_EXERCISE_
Return all the data below as it stands, minus the pictures.

_RAW RECORDS_
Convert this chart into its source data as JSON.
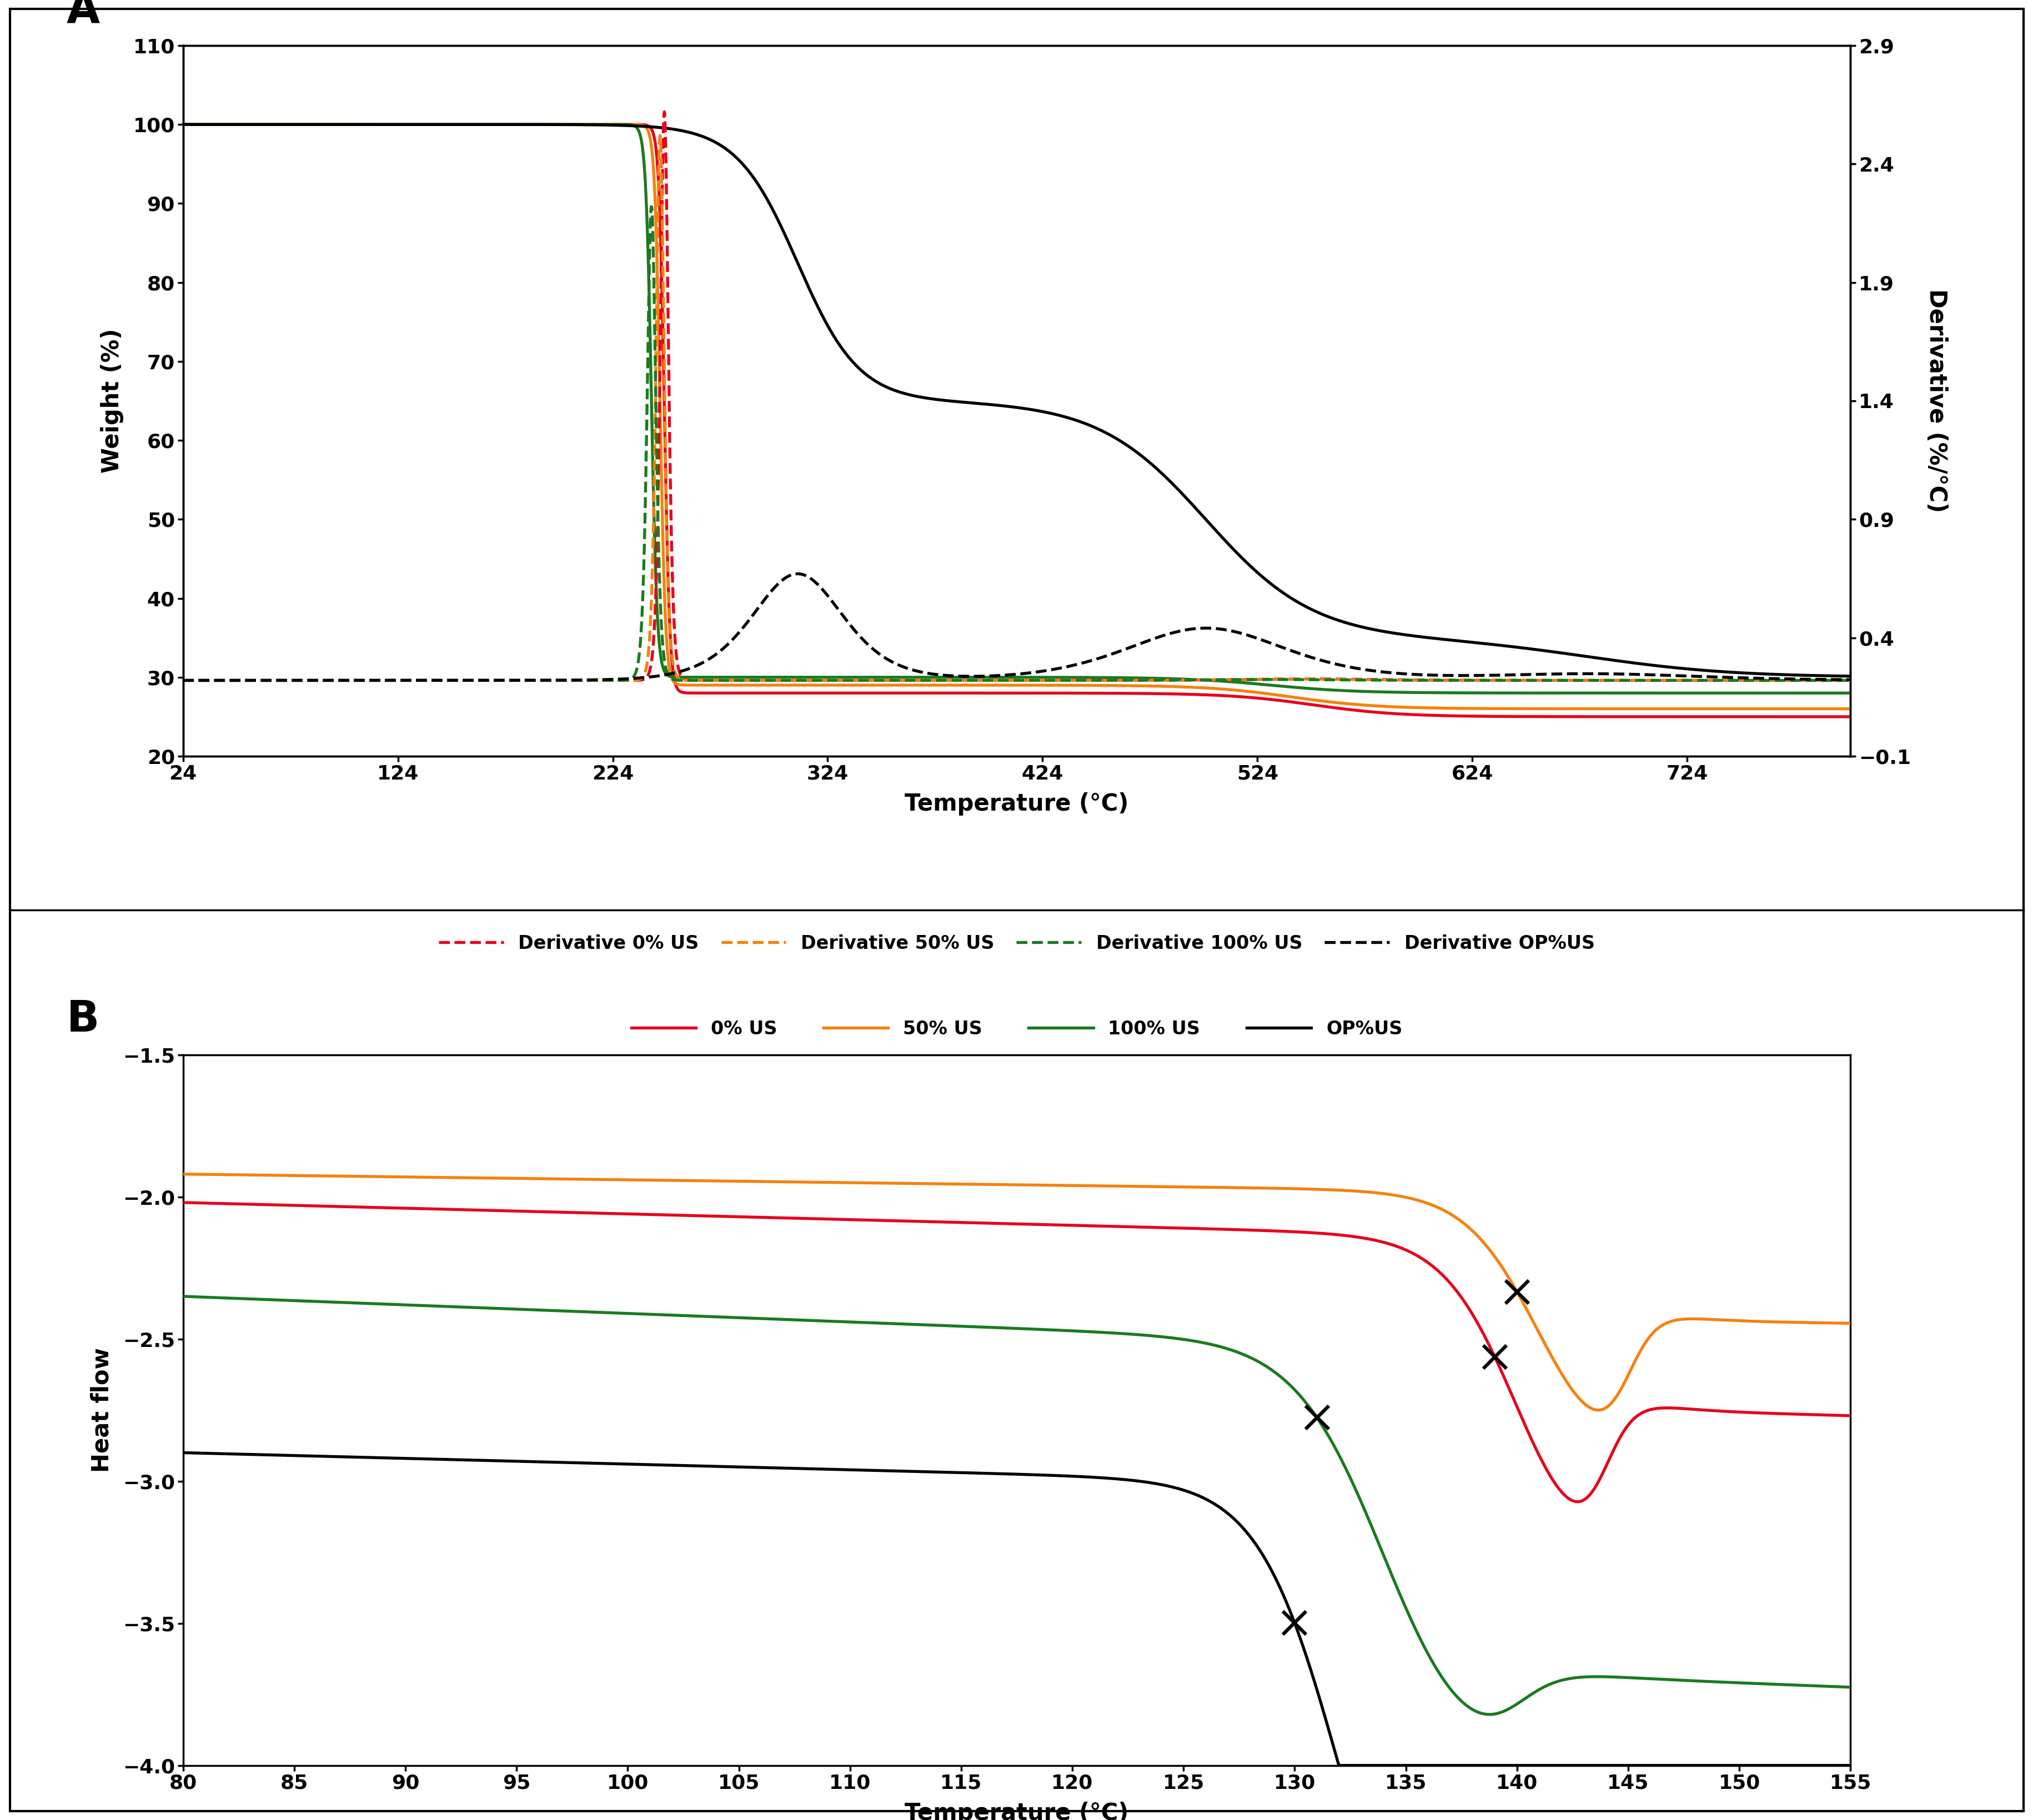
{
  "panel_A": {
    "xlabel": "Temperature (°C)",
    "ylabel_left": "Weight (%)",
    "ylabel_right": "Derivative (%/°C)",
    "xlim": [
      24,
      800
    ],
    "ylim_left": [
      20,
      110
    ],
    "ylim_right": [
      -0.1,
      2.9
    ],
    "xticks": [
      24,
      124,
      224,
      324,
      424,
      524,
      624,
      724
    ],
    "yticks_left": [
      20,
      30,
      40,
      50,
      60,
      70,
      80,
      90,
      100,
      110
    ],
    "yticks_right": [
      -0.1,
      0.4,
      0.9,
      1.4,
      1.9,
      2.4,
      2.9
    ],
    "colors": {
      "red": "#e8001c",
      "orange": "#f5820d",
      "green": "#1a7a1e",
      "black": "#000000"
    }
  },
  "panel_B": {
    "xlabel": "Temperature (°C)",
    "ylabel": "Heat flow",
    "xlim": [
      80,
      155
    ],
    "ylim": [
      -4.0,
      -1.5
    ],
    "xticks": [
      80,
      85,
      90,
      95,
      100,
      105,
      110,
      115,
      120,
      125,
      130,
      135,
      140,
      145,
      150,
      155
    ],
    "yticks": [
      -4.0,
      -3.5,
      -3.0,
      -2.5,
      -2.0,
      -1.5
    ],
    "colors": {
      "red": "#e8001c",
      "orange": "#f5820d",
      "green": "#1a7a1e",
      "black": "#000000"
    }
  }
}
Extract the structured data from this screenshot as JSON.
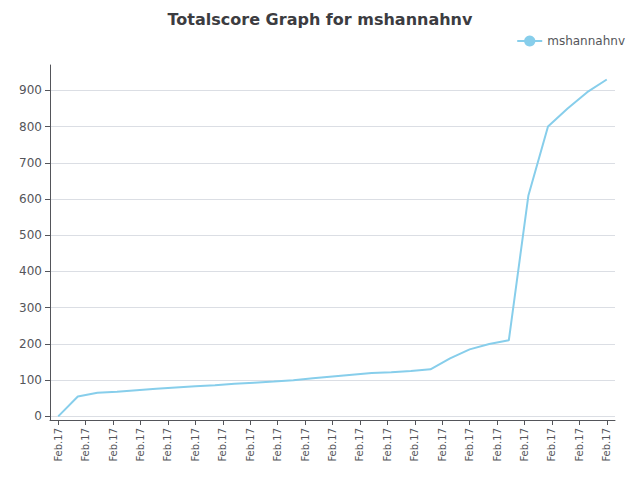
{
  "chart_data": {
    "type": "line",
    "title": "Totalscore Graph for mshannahnv",
    "x": [
      0,
      0.7142857142857143,
      1.4285714285714286,
      2.142857142857143,
      2.857142857142857,
      3.5714285714285716,
      4.285714285714286,
      5,
      5.714285714285714,
      6.428571428571429,
      7.142857142857143,
      7.857142857142857,
      8.571428571428571,
      9.285714285714286,
      10,
      10.714285714285714,
      11.428571428571429,
      12.142857142857142,
      12.857142857142858,
      13.571428571428571,
      14.285714285714286,
      15,
      15.714285714285714,
      16.428571428571427,
      17.142857142857142,
      17.857142857142858,
      18.571428571428573,
      19.285714285714285,
      20
    ],
    "series": [
      {
        "name": "mshannahnv",
        "color": "#87CEEB",
        "values": [
          0,
          55,
          65,
          68,
          72,
          76,
          80,
          83,
          86,
          90,
          93,
          96,
          100,
          105,
          110,
          115,
          120,
          122,
          125,
          130,
          160,
          185,
          200,
          210,
          610,
          800,
          850,
          895,
          930
        ]
      }
    ],
    "xlim": [
      -0.3,
      20.3
    ],
    "xticks": [
      {
        "value": 0,
        "label": "Feb.17"
      },
      {
        "value": 1,
        "label": "Feb.17"
      },
      {
        "value": 2,
        "label": "Feb.17"
      },
      {
        "value": 3,
        "label": "Feb.17"
      },
      {
        "value": 4,
        "label": "Feb.17"
      },
      {
        "value": 5,
        "label": "Feb.17"
      },
      {
        "value": 6,
        "label": "Feb.17"
      },
      {
        "value": 7,
        "label": "Feb.17"
      },
      {
        "value": 8,
        "label": "Feb.17"
      },
      {
        "value": 9,
        "label": "Feb.17"
      },
      {
        "value": 10,
        "label": "Feb.17"
      },
      {
        "value": 11,
        "label": "Feb.17"
      },
      {
        "value": 12,
        "label": "Feb.17"
      },
      {
        "value": 13,
        "label": "Feb.17"
      },
      {
        "value": 14,
        "label": "Feb.17"
      },
      {
        "value": 15,
        "label": "Feb.17"
      },
      {
        "value": 16,
        "label": "Feb.17"
      },
      {
        "value": 17,
        "label": "Feb.17"
      },
      {
        "value": 18,
        "label": "Feb.17"
      },
      {
        "value": 19,
        "label": "Feb.17"
      },
      {
        "value": 20,
        "label": "Feb.17"
      }
    ],
    "ylim": [
      -10,
      970
    ],
    "yticks": [
      0,
      100,
      200,
      300,
      400,
      500,
      600,
      700,
      800,
      900
    ],
    "grid": true,
    "legend": "upper right"
  }
}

_TASK SOLUTION_
Convert this chart into its source data as JSON.
{
  "panel_A": {
    "xlabel": "Temperature (°C)",
    "ylabel_left": "Weight (%)",
    "ylabel_right": "Derivative (%/°C)",
    "xlim": [
      24,
      800
    ],
    "ylim_left": [
      20,
      110
    ],
    "ylim_right": [
      -0.1,
      2.9
    ],
    "xticks": [
      24,
      124,
      224,
      324,
      424,
      524,
      624,
      724
    ],
    "yticks_left": [
      20,
      30,
      40,
      50,
      60,
      70,
      80,
      90,
      100,
      110
    ],
    "yticks_right": [
      -0.1,
      0.4,
      0.9,
      1.4,
      1.9,
      2.4,
      2.9
    ],
    "colors": {
      "red": "#e8001c",
      "orange": "#f5820d",
      "green": "#1a7a1e",
      "black": "#000000"
    }
  },
  "panel_B": {
    "xlabel": "Temperature (°C)",
    "ylabel": "Heat flow",
    "xlim": [
      80,
      155
    ],
    "ylim": [
      -4.0,
      -1.5
    ],
    "xticks": [
      80,
      85,
      90,
      95,
      100,
      105,
      110,
      115,
      120,
      125,
      130,
      135,
      140,
      145,
      150,
      155
    ],
    "yticks": [
      -4.0,
      -3.5,
      -3.0,
      -2.5,
      -2.0,
      -1.5
    ],
    "colors": {
      "red": "#e8001c",
      "orange": "#f5820d",
      "green": "#1a7a1e",
      "black": "#000000"
    }
  }
}
Extract the structured data from this screenshot as JSON.
{
  "chart_data": {
    "type": "line",
    "title": "Totalscore Graph for mshannahnv",
    "x": [
      0,
      0.7142857142857143,
      1.4285714285714286,
      2.142857142857143,
      2.857142857142857,
      3.5714285714285716,
      4.285714285714286,
      5,
      5.714285714285714,
      6.428571428571429,
      7.142857142857143,
      7.857142857142857,
      8.571428571428571,
      9.285714285714286,
      10,
      10.714285714285714,
      11.428571428571429,
      12.142857142857142,
      12.857142857142858,
      13.571428571428571,
      14.285714285714286,
      15,
      15.714285714285714,
      16.428571428571427,
      17.142857142857142,
      17.857142857142858,
      18.571428571428573,
      19.285714285714285,
      20
    ],
    "series": [
      {
        "name": "mshannahnv",
        "color": "#87CEEB",
        "values": [
          0,
          55,
          65,
          68,
          72,
          76,
          80,
          83,
          86,
          90,
          93,
          96,
          100,
          105,
          110,
          115,
          120,
          122,
          125,
          130,
          160,
          185,
          200,
          210,
          610,
          800,
          850,
          895,
          930
        ]
      }
    ],
    "xlim": [
      -0.3,
      20.3
    ],
    "xticks": [
      {
        "value": 0,
        "label": "Feb.17"
      },
      {
        "value": 1,
        "label": "Feb.17"
      },
      {
        "value": 2,
        "label": "Feb.17"
      },
      {
        "value": 3,
        "label": "Feb.17"
      },
      {
        "value": 4,
        "label": "Feb.17"
      },
      {
        "value": 5,
        "label": "Feb.17"
      },
      {
        "value": 6,
        "label": "Feb.17"
      },
      {
        "value": 7,
        "label": "Feb.17"
      },
      {
        "value": 8,
        "label": "Feb.17"
      },
      {
        "value": 9,
        "label": "Feb.17"
      },
      {
        "value": 10,
        "label": "Feb.17"
      },
      {
        "value": 11,
        "label": "Feb.17"
      },
      {
        "value": 12,
        "label": "Feb.17"
      },
      {
        "value": 13,
        "label": "Feb.17"
      },
      {
        "value": 14,
        "label": "Feb.17"
      },
      {
        "value": 15,
        "label": "Feb.17"
      },
      {
        "value": 16,
        "label": "Feb.17"
      },
      {
        "value": 17,
        "label": "Feb.17"
      },
      {
        "value": 18,
        "label": "Feb.17"
      },
      {
        "value": 19,
        "label": "Feb.17"
      },
      {
        "value": 20,
        "label": "Feb.17"
      }
    ],
    "ylim": [
      -10,
      970
    ],
    "yticks": [
      0,
      100,
      200,
      300,
      400,
      500,
      600,
      700,
      800,
      900
    ],
    "grid": true,
    "legend": "upper right"
  }
}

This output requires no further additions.